╭──
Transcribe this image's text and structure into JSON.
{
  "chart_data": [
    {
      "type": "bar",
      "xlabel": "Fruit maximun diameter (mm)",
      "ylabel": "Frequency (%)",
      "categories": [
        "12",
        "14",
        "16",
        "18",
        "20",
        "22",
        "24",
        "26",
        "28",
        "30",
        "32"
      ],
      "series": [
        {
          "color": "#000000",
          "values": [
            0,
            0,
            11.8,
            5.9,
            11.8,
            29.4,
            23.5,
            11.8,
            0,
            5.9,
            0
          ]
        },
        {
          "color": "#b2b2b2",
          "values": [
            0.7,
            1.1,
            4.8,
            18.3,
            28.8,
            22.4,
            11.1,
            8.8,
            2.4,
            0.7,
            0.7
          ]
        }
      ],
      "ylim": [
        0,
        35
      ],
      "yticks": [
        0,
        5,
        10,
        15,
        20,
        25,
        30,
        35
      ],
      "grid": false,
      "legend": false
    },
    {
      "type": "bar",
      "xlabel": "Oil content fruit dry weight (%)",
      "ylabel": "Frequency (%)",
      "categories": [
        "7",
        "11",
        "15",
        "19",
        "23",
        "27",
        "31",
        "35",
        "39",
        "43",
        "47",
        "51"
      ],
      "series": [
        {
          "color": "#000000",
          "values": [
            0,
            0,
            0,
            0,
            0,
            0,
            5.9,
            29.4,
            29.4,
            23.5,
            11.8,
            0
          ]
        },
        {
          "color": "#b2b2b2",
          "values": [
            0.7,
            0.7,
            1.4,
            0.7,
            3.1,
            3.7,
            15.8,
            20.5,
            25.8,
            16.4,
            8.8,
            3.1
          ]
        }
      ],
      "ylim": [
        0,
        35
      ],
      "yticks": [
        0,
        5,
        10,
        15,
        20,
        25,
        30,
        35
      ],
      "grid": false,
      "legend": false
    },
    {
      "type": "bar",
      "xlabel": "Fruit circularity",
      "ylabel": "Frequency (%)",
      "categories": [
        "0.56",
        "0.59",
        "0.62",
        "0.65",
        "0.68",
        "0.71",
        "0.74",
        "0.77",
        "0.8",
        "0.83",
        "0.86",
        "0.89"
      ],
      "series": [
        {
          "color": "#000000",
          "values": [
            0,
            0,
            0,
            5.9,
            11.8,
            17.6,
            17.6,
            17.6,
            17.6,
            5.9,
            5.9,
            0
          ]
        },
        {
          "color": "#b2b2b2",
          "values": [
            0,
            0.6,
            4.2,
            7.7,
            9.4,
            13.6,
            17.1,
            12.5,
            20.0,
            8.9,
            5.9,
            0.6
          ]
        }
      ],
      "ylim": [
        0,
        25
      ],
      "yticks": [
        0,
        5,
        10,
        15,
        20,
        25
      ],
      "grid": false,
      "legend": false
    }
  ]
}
╰──
**Prompt**
Set all of the entries down again, exactly as they were given.

**Problem solution**
Transcribe this image's text and structure into JSON.
{
  "chart_data": [
    {
      "type": "bar",
      "xlabel": "Fruit maximun diameter (mm)",
      "ylabel": "Frequency (%)",
      "categories": [
        "12",
        "14",
        "16",
        "18",
        "20",
        "22",
        "24",
        "26",
        "28",
        "30",
        "32"
      ],
      "series": [
        {
          "color": "#000000",
          "values": [
            0,
            0,
            11.8,
            5.9,
            11.8,
            29.4,
            23.5,
            11.8,
            0,
            5.9,
            0
          ]
        },
        {
          "color": "#b2b2b2",
          "values": [
            0.7,
            1.1,
            4.8,
            18.3,
            28.8,
            22.4,
            11.1,
            8.8,
            2.4,
            0.7,
            0.7
          ]
        }
      ],
      "ylim": [
        0,
        35
      ],
      "yticks": [
        0,
        5,
        10,
        15,
        20,
        25,
        30,
        35
      ],
      "grid": false,
      "legend": false
    },
    {
      "type": "bar",
      "xlabel": "Oil content fruit dry weight (%)",
      "ylabel": "Frequency (%)",
      "categories": [
        "7",
        "11",
        "15",
        "19",
        "23",
        "27",
        "31",
        "35",
        "39",
        "43",
        "47",
        "51"
      ],
      "series": [
        {
          "color": "#000000",
          "values": [
            0,
            0,
            0,
            0,
            0,
            0,
            5.9,
            29.4,
            29.4,
            23.5,
            11.8,
            0
          ]
        },
        {
          "color": "#b2b2b2",
          "values": [
            0.7,
            0.7,
            1.4,
            0.7,
            3.1,
            3.7,
            15.8,
            20.5,
            25.8,
            16.4,
            8.8,
            3.1
          ]
        }
      ],
      "ylim": [
        0,
        35
      ],
      "yticks": [
        0,
        5,
        10,
        15,
        20,
        25,
        30,
        35
      ],
      "grid": false,
      "legend": false
    },
    {
      "type": "bar",
      "xlabel": "Fruit circularity",
      "ylabel": "Frequency (%)",
      "categories": [
        "0.56",
        "0.59",
        "0.62",
        "0.65",
        "0.68",
        "0.71",
        "0.74",
        "0.77",
        "0.8",
        "0.83",
        "0.86",
        "0.89"
      ],
      "series": [
        {
          "color": "#000000",
          "values": [
            0,
            0,
            0,
            5.9,
            11.8,
            17.6,
            17.6,
            17.6,
            17.6,
            5.9,
            5.9,
            0
          ]
        },
        {
          "color": "#b2b2b2",
          "values": [
            0,
            0.6,
            4.2,
            7.7,
            9.4,
            13.6,
            17.1,
            12.5,
            20.0,
            8.9,
            5.9,
            0.6
          ]
        }
      ],
      "ylim": [
        0,
        25
      ],
      "yticks": [
        0,
        5,
        10,
        15,
        20,
        25
      ],
      "grid": false,
      "legend": false
    }
  ]
}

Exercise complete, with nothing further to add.